● **Task list**
(A) In the passage on Bucke, write out the part starting with "Bucke’s vision of" and going on through "a lasting friendship.", switching "friendship" to "companionship".
(B) Answer these questions from the passage on Bucke:
(i) In what year did Bucke read Leaves of Grass?
(ii) Where did Bucke meet Whitman in 1877?
(iii) In what year did Bucke publish his biography of Whitman?

● **Document excerpt**
══════════
Bucke’s vision of the world was profoundly optimistic. He wrote in Part I (“First Words”) “that the universe is so built and ordered that without any peradventure all things work together for the good of each and all, that the foundation principle of the world is what we call love and that the happiness of every one is in the long run absolutely certain.”

Involvement with poetry and literature

Bucke was deeply involved in the poetry scene in America and had friends among the literati, especially those who were poets. In 1869, he read Leaves of Grass by Walt Whitman, an American poet, and was deeply impressed by it.  In Cosmic Consciousness, he notes that his cosmic consciousness experience occurred following a night reading Whitman and Romantic poets. Later, he met Whitman in 1877 in Camden, New Jersey, and the two developed a lasting friendship.

Bucke later testified that he was "lifted to and set upon a higher plane of existence" because of his friendship with Whitman. He published a biography of Whitman in 1883 and was one of Whitman's literary executors.
══════════
● **Data to examine**
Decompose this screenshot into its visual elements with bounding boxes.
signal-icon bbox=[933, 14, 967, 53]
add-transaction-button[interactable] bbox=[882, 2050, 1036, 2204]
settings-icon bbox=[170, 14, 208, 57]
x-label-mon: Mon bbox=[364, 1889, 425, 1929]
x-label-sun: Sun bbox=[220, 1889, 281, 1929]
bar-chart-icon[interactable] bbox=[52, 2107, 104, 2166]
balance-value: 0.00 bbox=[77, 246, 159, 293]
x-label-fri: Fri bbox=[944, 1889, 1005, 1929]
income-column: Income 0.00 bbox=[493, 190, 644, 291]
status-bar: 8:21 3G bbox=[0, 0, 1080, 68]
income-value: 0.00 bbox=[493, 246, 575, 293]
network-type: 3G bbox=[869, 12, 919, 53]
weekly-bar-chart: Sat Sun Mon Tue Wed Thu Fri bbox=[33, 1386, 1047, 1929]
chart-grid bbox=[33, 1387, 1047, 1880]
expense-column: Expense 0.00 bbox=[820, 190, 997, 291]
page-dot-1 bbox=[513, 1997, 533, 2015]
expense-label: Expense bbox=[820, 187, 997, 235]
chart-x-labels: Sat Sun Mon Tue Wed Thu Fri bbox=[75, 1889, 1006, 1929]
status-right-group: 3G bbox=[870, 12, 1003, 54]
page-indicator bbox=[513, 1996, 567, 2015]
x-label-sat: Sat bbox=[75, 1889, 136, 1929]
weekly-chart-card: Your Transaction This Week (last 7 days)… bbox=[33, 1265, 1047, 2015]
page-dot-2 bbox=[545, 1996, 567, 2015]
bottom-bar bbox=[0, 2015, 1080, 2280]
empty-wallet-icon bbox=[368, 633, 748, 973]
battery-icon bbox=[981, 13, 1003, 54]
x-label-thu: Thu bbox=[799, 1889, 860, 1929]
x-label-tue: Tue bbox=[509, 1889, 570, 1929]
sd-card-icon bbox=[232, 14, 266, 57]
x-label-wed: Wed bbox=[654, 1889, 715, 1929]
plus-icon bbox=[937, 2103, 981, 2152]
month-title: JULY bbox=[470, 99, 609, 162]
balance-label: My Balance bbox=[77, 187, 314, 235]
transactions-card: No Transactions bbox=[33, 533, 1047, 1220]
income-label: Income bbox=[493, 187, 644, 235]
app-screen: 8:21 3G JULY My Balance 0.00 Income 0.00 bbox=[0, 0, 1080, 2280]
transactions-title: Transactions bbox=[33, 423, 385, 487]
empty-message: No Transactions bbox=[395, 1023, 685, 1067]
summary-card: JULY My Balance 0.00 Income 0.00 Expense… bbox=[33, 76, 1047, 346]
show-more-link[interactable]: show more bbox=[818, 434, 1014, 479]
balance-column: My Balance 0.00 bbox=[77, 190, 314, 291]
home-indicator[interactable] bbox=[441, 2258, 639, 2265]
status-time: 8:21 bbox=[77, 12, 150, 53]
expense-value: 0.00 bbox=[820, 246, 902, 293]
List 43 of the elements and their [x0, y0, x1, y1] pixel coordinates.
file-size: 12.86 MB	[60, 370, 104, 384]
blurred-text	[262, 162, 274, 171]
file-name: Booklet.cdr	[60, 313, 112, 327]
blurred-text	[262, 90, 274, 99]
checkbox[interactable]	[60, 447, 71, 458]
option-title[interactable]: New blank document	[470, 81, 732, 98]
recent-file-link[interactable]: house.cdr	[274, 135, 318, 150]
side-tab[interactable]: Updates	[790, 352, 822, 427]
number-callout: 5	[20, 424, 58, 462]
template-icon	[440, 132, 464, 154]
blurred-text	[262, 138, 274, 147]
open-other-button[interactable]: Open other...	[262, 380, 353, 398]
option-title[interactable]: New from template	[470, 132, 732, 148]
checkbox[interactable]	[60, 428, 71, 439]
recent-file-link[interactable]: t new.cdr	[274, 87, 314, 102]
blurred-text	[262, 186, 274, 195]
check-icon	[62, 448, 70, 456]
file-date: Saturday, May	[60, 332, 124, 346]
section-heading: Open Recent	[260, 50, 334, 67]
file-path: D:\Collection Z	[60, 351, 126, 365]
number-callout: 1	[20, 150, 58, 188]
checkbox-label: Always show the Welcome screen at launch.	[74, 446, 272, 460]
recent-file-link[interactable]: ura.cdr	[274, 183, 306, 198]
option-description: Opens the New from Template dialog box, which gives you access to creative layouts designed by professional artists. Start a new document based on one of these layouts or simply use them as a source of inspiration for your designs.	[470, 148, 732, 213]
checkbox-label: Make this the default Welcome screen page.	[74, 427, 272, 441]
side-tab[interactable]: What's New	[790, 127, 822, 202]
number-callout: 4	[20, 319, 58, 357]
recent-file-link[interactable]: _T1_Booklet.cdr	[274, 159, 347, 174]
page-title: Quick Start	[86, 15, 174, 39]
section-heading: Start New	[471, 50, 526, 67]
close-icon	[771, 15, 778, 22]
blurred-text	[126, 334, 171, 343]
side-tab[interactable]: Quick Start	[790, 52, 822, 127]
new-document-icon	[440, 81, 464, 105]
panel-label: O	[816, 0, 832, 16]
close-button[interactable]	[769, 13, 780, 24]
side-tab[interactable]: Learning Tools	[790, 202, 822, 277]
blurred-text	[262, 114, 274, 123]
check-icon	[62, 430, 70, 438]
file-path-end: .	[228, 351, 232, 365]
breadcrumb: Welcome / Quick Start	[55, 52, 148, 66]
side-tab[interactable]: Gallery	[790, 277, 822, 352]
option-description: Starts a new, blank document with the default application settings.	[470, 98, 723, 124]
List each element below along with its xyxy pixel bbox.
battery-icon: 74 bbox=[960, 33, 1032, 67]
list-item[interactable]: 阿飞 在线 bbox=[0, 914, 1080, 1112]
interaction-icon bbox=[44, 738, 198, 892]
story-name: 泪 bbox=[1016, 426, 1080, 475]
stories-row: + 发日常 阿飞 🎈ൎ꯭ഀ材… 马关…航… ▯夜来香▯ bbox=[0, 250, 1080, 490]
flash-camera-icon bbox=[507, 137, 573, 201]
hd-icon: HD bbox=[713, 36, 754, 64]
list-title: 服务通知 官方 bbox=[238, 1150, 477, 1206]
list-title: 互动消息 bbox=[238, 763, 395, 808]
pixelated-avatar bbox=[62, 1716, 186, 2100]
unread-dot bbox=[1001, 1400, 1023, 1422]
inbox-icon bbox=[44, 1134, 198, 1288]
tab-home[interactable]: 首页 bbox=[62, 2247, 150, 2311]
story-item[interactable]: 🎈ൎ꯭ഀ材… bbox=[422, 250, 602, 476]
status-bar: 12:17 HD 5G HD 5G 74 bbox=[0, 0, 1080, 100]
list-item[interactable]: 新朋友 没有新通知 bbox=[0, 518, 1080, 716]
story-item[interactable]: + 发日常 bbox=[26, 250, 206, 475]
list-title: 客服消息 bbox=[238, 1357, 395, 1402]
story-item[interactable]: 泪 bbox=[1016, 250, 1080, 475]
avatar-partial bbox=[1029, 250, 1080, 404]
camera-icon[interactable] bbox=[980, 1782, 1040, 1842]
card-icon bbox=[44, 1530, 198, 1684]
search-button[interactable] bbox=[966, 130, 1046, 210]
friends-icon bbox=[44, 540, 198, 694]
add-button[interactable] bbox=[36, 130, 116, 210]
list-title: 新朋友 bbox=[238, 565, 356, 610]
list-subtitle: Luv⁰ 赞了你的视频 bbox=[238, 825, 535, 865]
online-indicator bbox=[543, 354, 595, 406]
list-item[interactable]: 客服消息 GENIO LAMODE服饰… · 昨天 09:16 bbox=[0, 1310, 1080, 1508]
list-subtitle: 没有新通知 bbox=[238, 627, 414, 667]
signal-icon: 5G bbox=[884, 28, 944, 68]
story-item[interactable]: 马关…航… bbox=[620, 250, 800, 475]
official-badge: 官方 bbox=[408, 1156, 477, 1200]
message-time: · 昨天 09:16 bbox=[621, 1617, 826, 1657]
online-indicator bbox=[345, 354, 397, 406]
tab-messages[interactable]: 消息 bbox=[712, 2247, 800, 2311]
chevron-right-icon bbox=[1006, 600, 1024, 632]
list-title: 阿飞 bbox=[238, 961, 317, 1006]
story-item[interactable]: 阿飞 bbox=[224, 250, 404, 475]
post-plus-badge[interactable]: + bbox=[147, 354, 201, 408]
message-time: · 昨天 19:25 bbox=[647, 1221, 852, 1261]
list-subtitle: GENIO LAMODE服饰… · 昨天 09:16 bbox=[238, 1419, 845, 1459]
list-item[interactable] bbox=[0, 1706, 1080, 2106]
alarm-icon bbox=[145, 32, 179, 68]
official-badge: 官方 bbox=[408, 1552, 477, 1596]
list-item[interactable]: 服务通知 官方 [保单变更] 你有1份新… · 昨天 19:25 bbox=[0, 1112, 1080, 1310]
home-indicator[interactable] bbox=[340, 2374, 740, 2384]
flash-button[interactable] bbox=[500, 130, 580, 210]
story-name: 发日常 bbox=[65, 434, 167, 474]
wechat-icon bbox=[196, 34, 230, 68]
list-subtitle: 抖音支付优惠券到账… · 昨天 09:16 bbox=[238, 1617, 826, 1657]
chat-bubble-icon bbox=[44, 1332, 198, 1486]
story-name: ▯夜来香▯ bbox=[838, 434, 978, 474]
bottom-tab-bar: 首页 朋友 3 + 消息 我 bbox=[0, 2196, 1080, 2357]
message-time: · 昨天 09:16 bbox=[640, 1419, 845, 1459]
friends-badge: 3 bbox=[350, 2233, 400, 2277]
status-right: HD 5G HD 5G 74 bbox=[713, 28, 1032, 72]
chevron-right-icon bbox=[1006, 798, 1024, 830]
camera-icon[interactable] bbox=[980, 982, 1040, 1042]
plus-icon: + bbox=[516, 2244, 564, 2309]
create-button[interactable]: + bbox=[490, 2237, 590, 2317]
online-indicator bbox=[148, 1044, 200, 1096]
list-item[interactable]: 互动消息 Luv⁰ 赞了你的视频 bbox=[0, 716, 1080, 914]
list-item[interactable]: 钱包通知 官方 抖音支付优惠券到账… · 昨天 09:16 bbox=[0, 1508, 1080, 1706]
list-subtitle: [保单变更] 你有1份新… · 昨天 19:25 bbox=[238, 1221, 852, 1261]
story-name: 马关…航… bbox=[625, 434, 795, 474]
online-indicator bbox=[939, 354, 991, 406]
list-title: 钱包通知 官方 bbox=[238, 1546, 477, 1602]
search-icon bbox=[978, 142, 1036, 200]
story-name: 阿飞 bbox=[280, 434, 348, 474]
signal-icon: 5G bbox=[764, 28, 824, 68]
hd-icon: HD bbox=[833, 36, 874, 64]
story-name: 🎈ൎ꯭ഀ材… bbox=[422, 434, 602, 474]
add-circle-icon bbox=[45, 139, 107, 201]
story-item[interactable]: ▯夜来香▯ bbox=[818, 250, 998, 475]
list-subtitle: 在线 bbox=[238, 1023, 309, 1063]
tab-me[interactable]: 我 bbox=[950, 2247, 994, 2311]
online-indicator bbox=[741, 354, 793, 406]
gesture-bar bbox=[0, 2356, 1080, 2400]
══════════
● **Numbered responses**
(A)
Bucke’s vision of the world was profoundly optimistic. He wrote in Part I (“First Words”) “that the universe is so built and ordered that without any peradventure all things work together for the good of each and all, that the foundation principle of the world is what we call love and that the happiness of every one is in the long run absolutely certain.”

Involvement with poetry and literature

Bucke was deeply involved in the poetry scene in America and had friends among the literati, especially those who were poets. In 1869, he read Leaves of Grass by Walt Whitman, an American poet, and was deeply impressed by it.  In Cosmic Consciousness, he notes that his cosmic consciousness experience occurred following a night reading Whitman and Romantic poets. Later, he met Whitman in 1877 in Camden, New Jersey, and the two developed a lasting companionship.

(B)
(i) 1869
(ii) Camden, New Jersey
(iii) 1883